* TASK BRIEF
Can you transcribe every line exactly and leave the pictures behind?

Start of DATA PROVIDED

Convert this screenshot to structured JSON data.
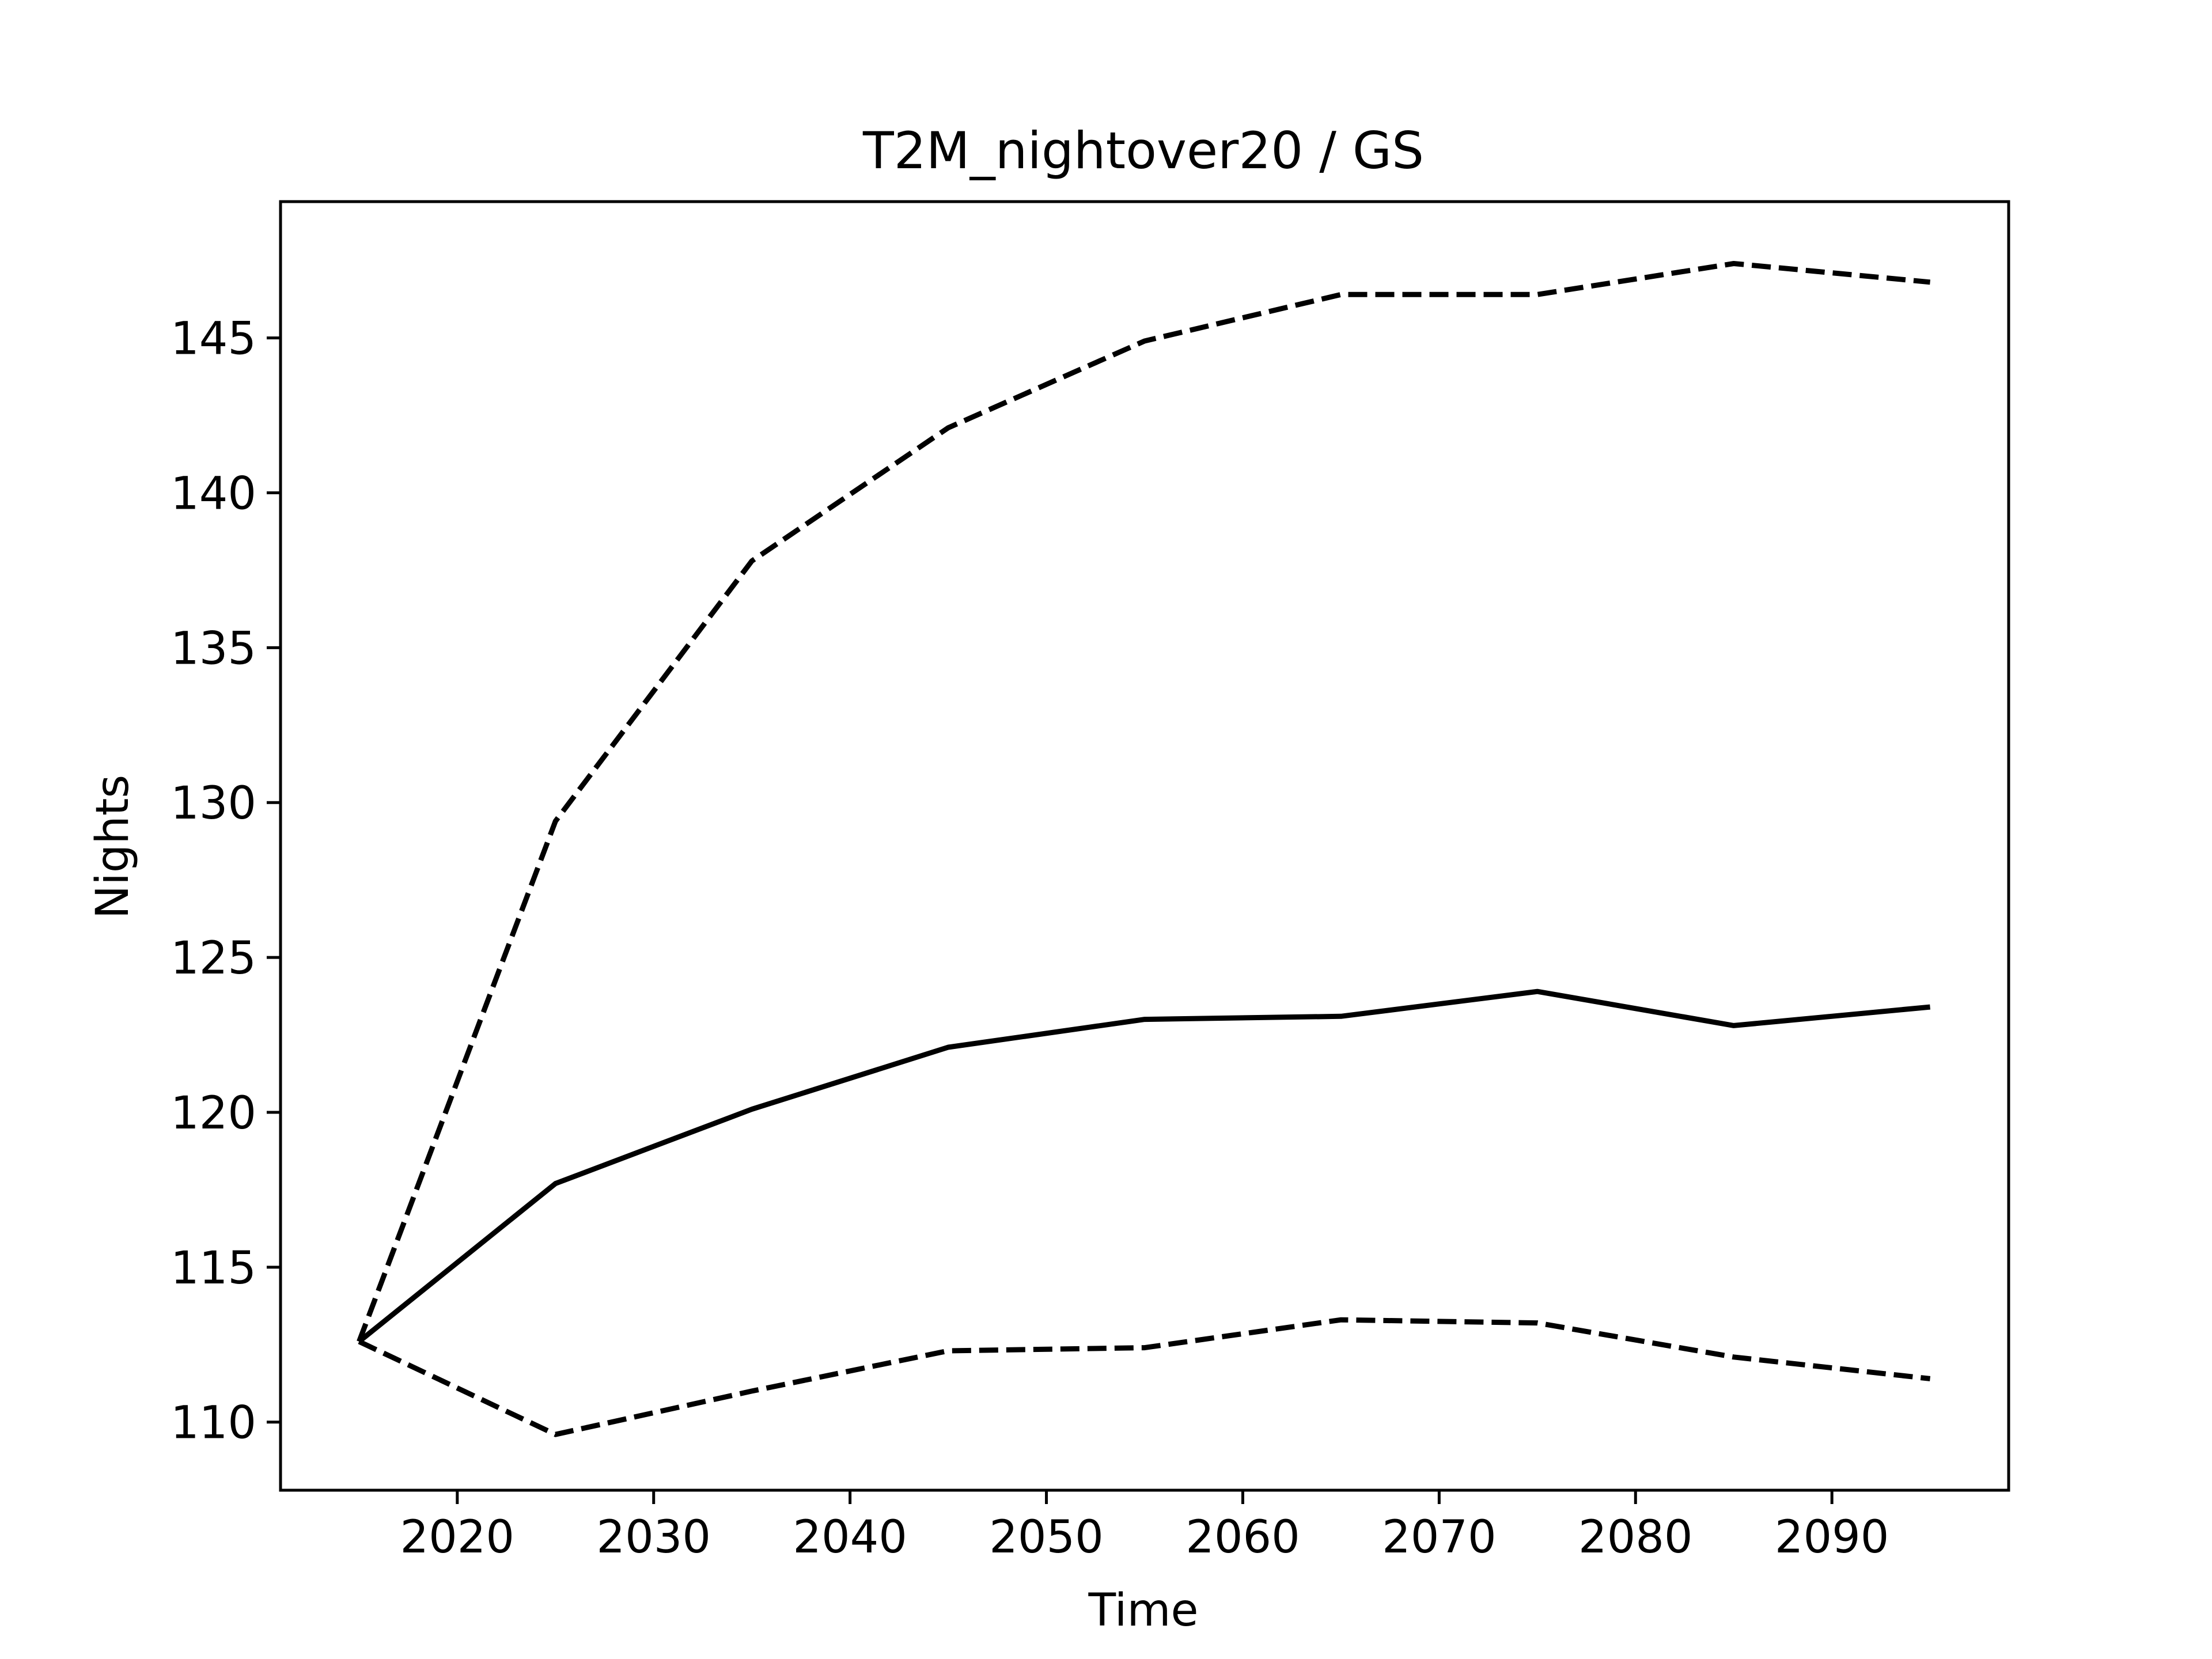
{
  "chart_data": {
    "type": "line",
    "title": "T2M_nightover20 / GS",
    "xlabel": "Time",
    "ylabel": "Nights",
    "xlim": [
      2011,
      2099
    ],
    "ylim": [
      107.8,
      149.4
    ],
    "xticks": [
      2020,
      2030,
      2040,
      2050,
      2060,
      2070,
      2080,
      2090
    ],
    "yticks": [
      110,
      115,
      120,
      125,
      130,
      135,
      140,
      145
    ],
    "grid": false,
    "legend": "none",
    "x": [
      2015,
      2025,
      2035,
      2045,
      2055,
      2065,
      2075,
      2085,
      2095
    ],
    "series": [
      {
        "style": "solid",
        "color": "#000000",
        "values": [
          112.6,
          117.7,
          120.1,
          122.1,
          123.0,
          123.1,
          123.9,
          122.8,
          123.4
        ]
      },
      {
        "style": "dashed",
        "color": "#000000",
        "values": [
          112.6,
          129.4,
          137.8,
          142.1,
          144.9,
          146.4,
          146.4,
          147.4,
          146.8
        ]
      },
      {
        "style": "dashed",
        "color": "#000000",
        "values": [
          112.6,
          109.6,
          111.0,
          112.3,
          112.4,
          113.3,
          113.2,
          112.1,
          111.4
        ]
      }
    ]
  }
}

End of DATA PROVIDED

* ANSWER TO THE PROBLEM
Convert this screenshot to structured JSON data.
{
  "chart_data": {
    "type": "line",
    "title": "T2M_nightover20 / GS",
    "xlabel": "Time",
    "ylabel": "Nights",
    "xlim": [
      2011,
      2099
    ],
    "ylim": [
      107.8,
      149.4
    ],
    "xticks": [
      2020,
      2030,
      2040,
      2050,
      2060,
      2070,
      2080,
      2090
    ],
    "yticks": [
      110,
      115,
      120,
      125,
      130,
      135,
      140,
      145
    ],
    "grid": false,
    "legend": "none",
    "x": [
      2015,
      2025,
      2035,
      2045,
      2055,
      2065,
      2075,
      2085,
      2095
    ],
    "series": [
      {
        "style": "solid",
        "color": "#000000",
        "values": [
          112.6,
          117.7,
          120.1,
          122.1,
          123.0,
          123.1,
          123.9,
          122.8,
          123.4
        ]
      },
      {
        "style": "dashed",
        "color": "#000000",
        "values": [
          112.6,
          129.4,
          137.8,
          142.1,
          144.9,
          146.4,
          146.4,
          147.4,
          146.8
        ]
      },
      {
        "style": "dashed",
        "color": "#000000",
        "values": [
          112.6,
          109.6,
          111.0,
          112.3,
          112.4,
          113.3,
          113.2,
          112.1,
          111.4
        ]
      }
    ]
  }
}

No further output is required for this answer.